── DATA SHOWN

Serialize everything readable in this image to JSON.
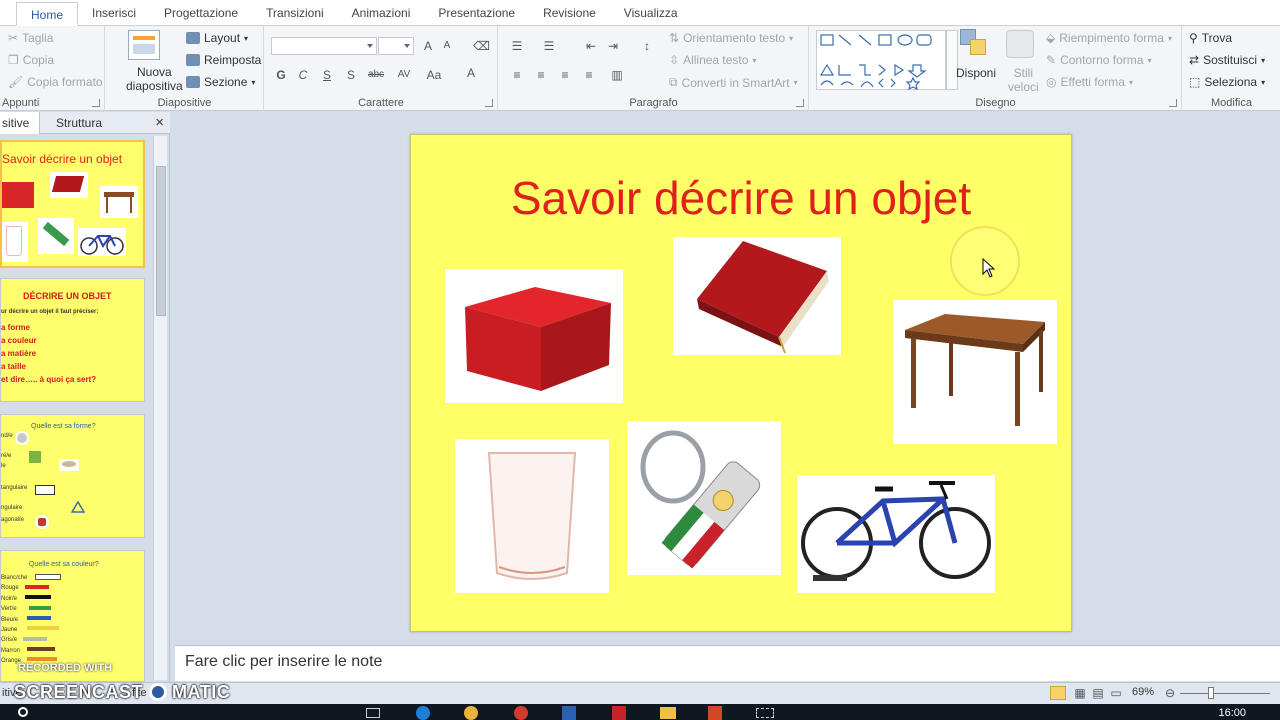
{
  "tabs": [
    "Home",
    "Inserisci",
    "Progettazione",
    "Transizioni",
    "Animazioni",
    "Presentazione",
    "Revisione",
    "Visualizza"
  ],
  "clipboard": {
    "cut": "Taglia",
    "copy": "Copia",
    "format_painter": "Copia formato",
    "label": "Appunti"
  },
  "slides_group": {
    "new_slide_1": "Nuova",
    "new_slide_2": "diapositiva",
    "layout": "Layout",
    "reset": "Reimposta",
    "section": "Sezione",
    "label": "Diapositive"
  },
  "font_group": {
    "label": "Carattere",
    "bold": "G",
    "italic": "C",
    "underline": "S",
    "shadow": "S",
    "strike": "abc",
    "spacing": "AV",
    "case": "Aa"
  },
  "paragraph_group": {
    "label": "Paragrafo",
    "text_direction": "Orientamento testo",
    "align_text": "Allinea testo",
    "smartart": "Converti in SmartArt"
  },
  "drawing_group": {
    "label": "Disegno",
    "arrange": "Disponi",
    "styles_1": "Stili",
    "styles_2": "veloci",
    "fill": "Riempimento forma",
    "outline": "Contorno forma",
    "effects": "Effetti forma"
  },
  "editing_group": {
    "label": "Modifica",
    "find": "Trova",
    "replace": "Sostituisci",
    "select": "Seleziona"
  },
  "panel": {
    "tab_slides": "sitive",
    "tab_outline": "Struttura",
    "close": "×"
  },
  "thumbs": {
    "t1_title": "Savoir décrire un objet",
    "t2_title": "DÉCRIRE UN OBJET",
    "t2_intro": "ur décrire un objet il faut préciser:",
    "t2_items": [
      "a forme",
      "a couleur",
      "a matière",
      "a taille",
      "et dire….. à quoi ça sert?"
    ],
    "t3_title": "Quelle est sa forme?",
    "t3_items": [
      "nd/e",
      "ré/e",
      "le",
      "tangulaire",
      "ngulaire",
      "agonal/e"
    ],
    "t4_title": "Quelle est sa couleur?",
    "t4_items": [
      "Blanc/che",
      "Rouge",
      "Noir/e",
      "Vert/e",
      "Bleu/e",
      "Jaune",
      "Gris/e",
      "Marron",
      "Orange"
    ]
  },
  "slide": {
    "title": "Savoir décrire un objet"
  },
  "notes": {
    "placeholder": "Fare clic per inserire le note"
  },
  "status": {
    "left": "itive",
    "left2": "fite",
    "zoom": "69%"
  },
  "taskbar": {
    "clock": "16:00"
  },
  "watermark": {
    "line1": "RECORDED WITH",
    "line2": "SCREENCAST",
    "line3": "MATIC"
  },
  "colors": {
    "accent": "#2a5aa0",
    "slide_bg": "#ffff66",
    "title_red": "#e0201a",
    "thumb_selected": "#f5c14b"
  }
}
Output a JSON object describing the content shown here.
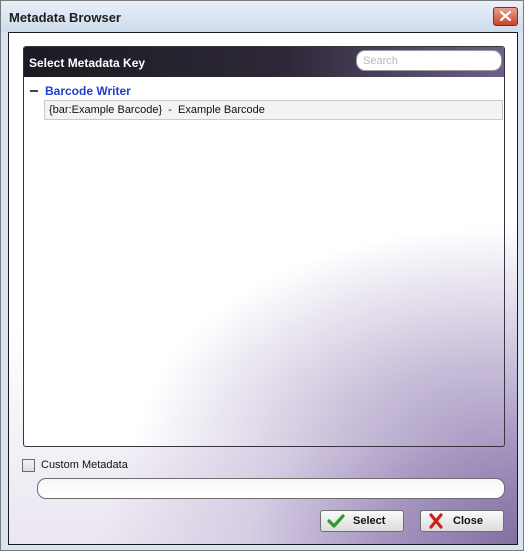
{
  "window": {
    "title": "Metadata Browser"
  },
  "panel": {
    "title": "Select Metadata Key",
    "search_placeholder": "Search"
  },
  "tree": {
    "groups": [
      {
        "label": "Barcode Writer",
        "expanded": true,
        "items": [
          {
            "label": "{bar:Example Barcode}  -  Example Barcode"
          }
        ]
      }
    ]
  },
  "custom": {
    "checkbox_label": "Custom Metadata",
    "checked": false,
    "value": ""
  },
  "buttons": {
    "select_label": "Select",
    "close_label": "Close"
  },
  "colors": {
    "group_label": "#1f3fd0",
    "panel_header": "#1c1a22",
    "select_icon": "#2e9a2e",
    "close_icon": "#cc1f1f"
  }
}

────

### GIVEN REQUEST
Retype all the records shown above, character for character. Omit every picture.

### RESULT BELOW
Serialize everything readable in this image to JSON.
{
  "tabs": [
    "Home",
    "Inserisci",
    "Progettazione",
    "Transizioni",
    "Animazioni",
    "Presentazione",
    "Revisione",
    "Visualizza"
  ],
  "clipboard": {
    "cut": "Taglia",
    "copy": "Copia",
    "format_painter": "Copia formato",
    "label": "Appunti"
  },
  "slides_group": {
    "new_slide_1": "Nuova",
    "new_slide_2": "diapositiva",
    "layout": "Layout",
    "reset": "Reimposta",
    "section": "Sezione",
    "label": "Diapositive"
  },
  "font_group": {
    "label": "Carattere",
    "bold": "G",
    "italic": "C",
    "underline": "S",
    "shadow": "S",
    "strike": "abc",
    "spacing": "AV",
    "case": "Aa"
  },
  "paragraph_group": {
    "label": "Paragrafo",
    "text_direction": "Orientamento testo",
    "align_text": "Allinea testo",
    "smartart": "Converti in SmartArt"
  },
  "drawing_group": {
    "label": "Disegno",
    "arrange": "Disponi",
    "styles_1": "Stili",
    "styles_2": "veloci",
    "fill": "Riempimento forma",
    "outline": "Contorno forma",
    "effects": "Effetti forma"
  },
  "editing_group": {
    "label": "Modifica",
    "find": "Trova",
    "replace": "Sostituisci",
    "select": "Seleziona"
  },
  "panel": {
    "tab_slides": "sitive",
    "tab_outline": "Struttura",
    "close": "×"
  },
  "thumbs": {
    "t1_title": "Savoir décrire un objet",
    "t2_title": "DÉCRIRE UN OBJET",
    "t2_intro": "ur décrire un objet il faut préciser:",
    "t2_items": [
      "a forme",
      "a couleur",
      "a matière",
      "a taille",
      "et dire….. à quoi ça sert?"
    ],
    "t3_title": "Quelle est sa forme?",
    "t3_items": [
      "nd/e",
      "ré/e",
      "le",
      "tangulaire",
      "ngulaire",
      "agonal/e"
    ],
    "t4_title": "Quelle est sa couleur?",
    "t4_items": [
      "Blanc/che",
      "Rouge",
      "Noir/e",
      "Vert/e",
      "Bleu/e",
      "Jaune",
      "Gris/e",
      "Marron",
      "Orange"
    ]
  },
  "slide": {
    "title": "Savoir décrire un objet"
  },
  "notes": {
    "placeholder": "Fare clic per inserire le note"
  },
  "status": {
    "left": "itive",
    "left2": "fite",
    "zoom": "69%"
  },
  "taskbar": {
    "clock": "16:00"
  },
  "watermark": {
    "line1": "RECORDED WITH",
    "line2": "SCREENCAST",
    "line3": "MATIC"
  },
  "colors": {
    "accent": "#2a5aa0",
    "slide_bg": "#ffff66",
    "title_red": "#e0201a",
    "thumb_selected": "#f5c14b"
  }
}
Output a JSON object describing the content shown here.
{
  "window": {
    "title": "Metadata Browser"
  },
  "panel": {
    "title": "Select Metadata Key",
    "search_placeholder": "Search"
  },
  "tree": {
    "groups": [
      {
        "label": "Barcode Writer",
        "expanded": true,
        "items": [
          {
            "label": "{bar:Example Barcode}  -  Example Barcode"
          }
        ]
      }
    ]
  },
  "custom": {
    "checkbox_label": "Custom Metadata",
    "checked": false,
    "value": ""
  },
  "buttons": {
    "select_label": "Select",
    "close_label": "Close"
  },
  "colors": {
    "group_label": "#1f3fd0",
    "panel_header": "#1c1a22",
    "select_icon": "#2e9a2e",
    "close_icon": "#cc1f1f"
  }
}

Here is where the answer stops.